EXERCISE REQUIREMENTS:
Restate the listing below word for word, omitting any images.

DATA ROWS:

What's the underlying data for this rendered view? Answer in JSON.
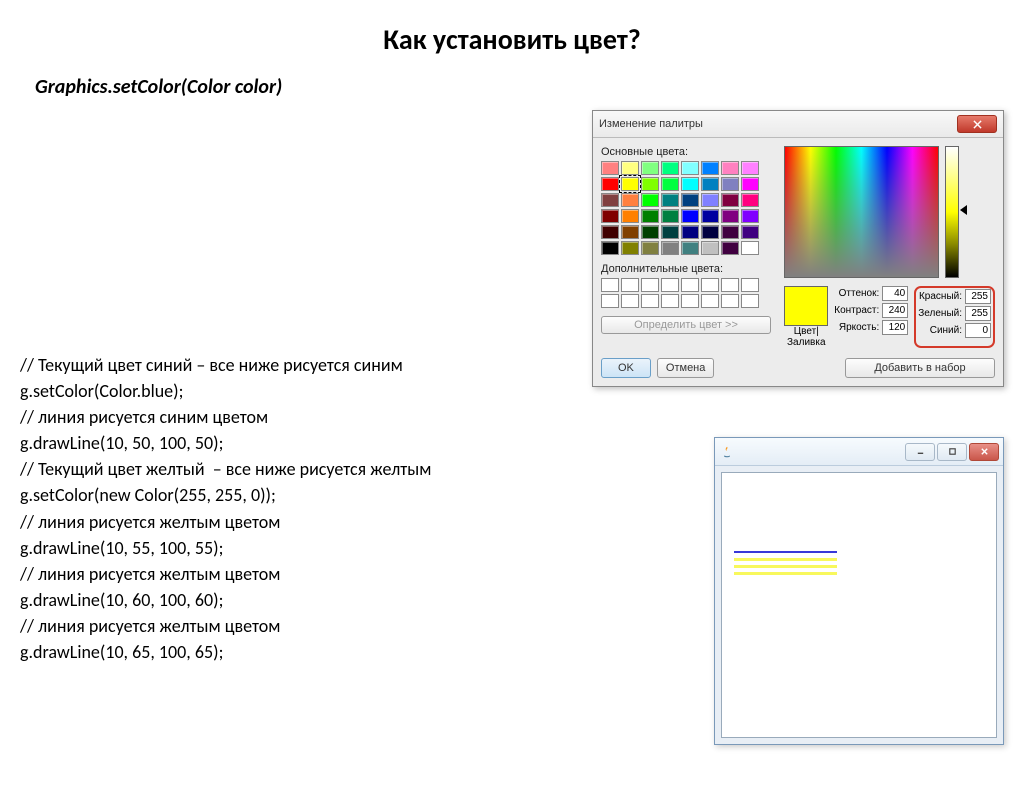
{
  "title": "Как установить цвет?",
  "method": "Graphics.setColor(Color color)",
  "code": [
    "// Текущий цвет синий – все ниже рисуется синим",
    "g.setColor(Color.blue);",
    "// линия рисуется синим цветом",
    "g.drawLine(10, 50, 100, 50);",
    "// Текущий цвет желтый  – все ниже рисуется желтым",
    "g.setColor(new Color(255, 255, 0));",
    "// линия рисуется желтым цветом",
    "g.drawLine(10, 55, 100, 55);",
    "// линия рисуется желтым цветом",
    "g.drawLine(10, 60, 100, 60);",
    "// линия рисуется желтым цветом",
    "g.drawLine(10, 65, 100, 65);"
  ],
  "colorDialog": {
    "title": "Изменение палитры",
    "basicColorsLabel": "Основные цвета:",
    "customColorsLabel": "Дополнительные цвета:",
    "defineBtn": "Определить цвет >>",
    "okBtn": "OK",
    "cancelBtn": "Отмена",
    "addBtn": "Добавить в набор",
    "previewLabel": "Цвет|Заливка",
    "hsl": {
      "hueLabel": "Оттенок:",
      "hue": "40",
      "satLabel": "Контраст:",
      "sat": "240",
      "lumLabel": "Яркость:",
      "lum": "120"
    },
    "rgb": {
      "rLabel": "Красный:",
      "r": "255",
      "gLabel": "Зеленый:",
      "g": "255",
      "bLabel": "Синий:",
      "b": "0"
    },
    "basicColors": [
      "#ff8080",
      "#ffff80",
      "#80ff80",
      "#00ff80",
      "#80ffff",
      "#0080ff",
      "#ff80c0",
      "#ff80ff",
      "#ff0000",
      "#ffff00",
      "#80ff00",
      "#00ff40",
      "#00ffff",
      "#0080c0",
      "#8080c0",
      "#ff00ff",
      "#804040",
      "#ff8040",
      "#00ff00",
      "#008080",
      "#004080",
      "#8080ff",
      "#800040",
      "#ff0080",
      "#800000",
      "#ff8000",
      "#008000",
      "#008040",
      "#0000ff",
      "#0000a0",
      "#800080",
      "#8000ff",
      "#400000",
      "#804000",
      "#004000",
      "#004040",
      "#000080",
      "#000040",
      "#400040",
      "#400080",
      "#000000",
      "#808000",
      "#808040",
      "#808080",
      "#408080",
      "#c0c0c0",
      "#400040",
      "#ffffff"
    ],
    "selectedIndex": 9
  }
}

THE REPLY:
What's the underlying data for this rendered view? Answer in JSON.
{
  "title": "Как установить цвет?",
  "method": "Graphics.setColor(Color color)",
  "code": [
    "// Текущий цвет синий – все ниже рисуется синим",
    "g.setColor(Color.blue);",
    "// линия рисуется синим цветом",
    "g.drawLine(10, 50, 100, 50);",
    "// Текущий цвет желтый  – все ниже рисуется желтым",
    "g.setColor(new Color(255, 255, 0));",
    "// линия рисуется желтым цветом",
    "g.drawLine(10, 55, 100, 55);",
    "// линия рисуется желтым цветом",
    "g.drawLine(10, 60, 100, 60);",
    "// линия рисуется желтым цветом",
    "g.drawLine(10, 65, 100, 65);"
  ],
  "colorDialog": {
    "title": "Изменение палитры",
    "basicColorsLabel": "Основные цвета:",
    "customColorsLabel": "Дополнительные цвета:",
    "defineBtn": "Определить цвет >>",
    "okBtn": "OK",
    "cancelBtn": "Отмена",
    "addBtn": "Добавить в набор",
    "previewLabel": "Цвет|Заливка",
    "hsl": {
      "hueLabel": "Оттенок:",
      "hue": "40",
      "satLabel": "Контраст:",
      "sat": "240",
      "lumLabel": "Яркость:",
      "lum": "120"
    },
    "rgb": {
      "rLabel": "Красный:",
      "r": "255",
      "gLabel": "Зеленый:",
      "g": "255",
      "bLabel": "Синий:",
      "b": "0"
    },
    "basicColors": [
      "#ff8080",
      "#ffff80",
      "#80ff80",
      "#00ff80",
      "#80ffff",
      "#0080ff",
      "#ff80c0",
      "#ff80ff",
      "#ff0000",
      "#ffff00",
      "#80ff00",
      "#00ff40",
      "#00ffff",
      "#0080c0",
      "#8080c0",
      "#ff00ff",
      "#804040",
      "#ff8040",
      "#00ff00",
      "#008080",
      "#004080",
      "#8080ff",
      "#800040",
      "#ff0080",
      "#800000",
      "#ff8000",
      "#008000",
      "#008040",
      "#0000ff",
      "#0000a0",
      "#800080",
      "#8000ff",
      "#400000",
      "#804000",
      "#004000",
      "#004040",
      "#000080",
      "#000040",
      "#400040",
      "#400080",
      "#000000",
      "#808000",
      "#808040",
      "#808080",
      "#408080",
      "#c0c0c0",
      "#400040",
      "#ffffff"
    ],
    "selectedIndex": 9
  }
}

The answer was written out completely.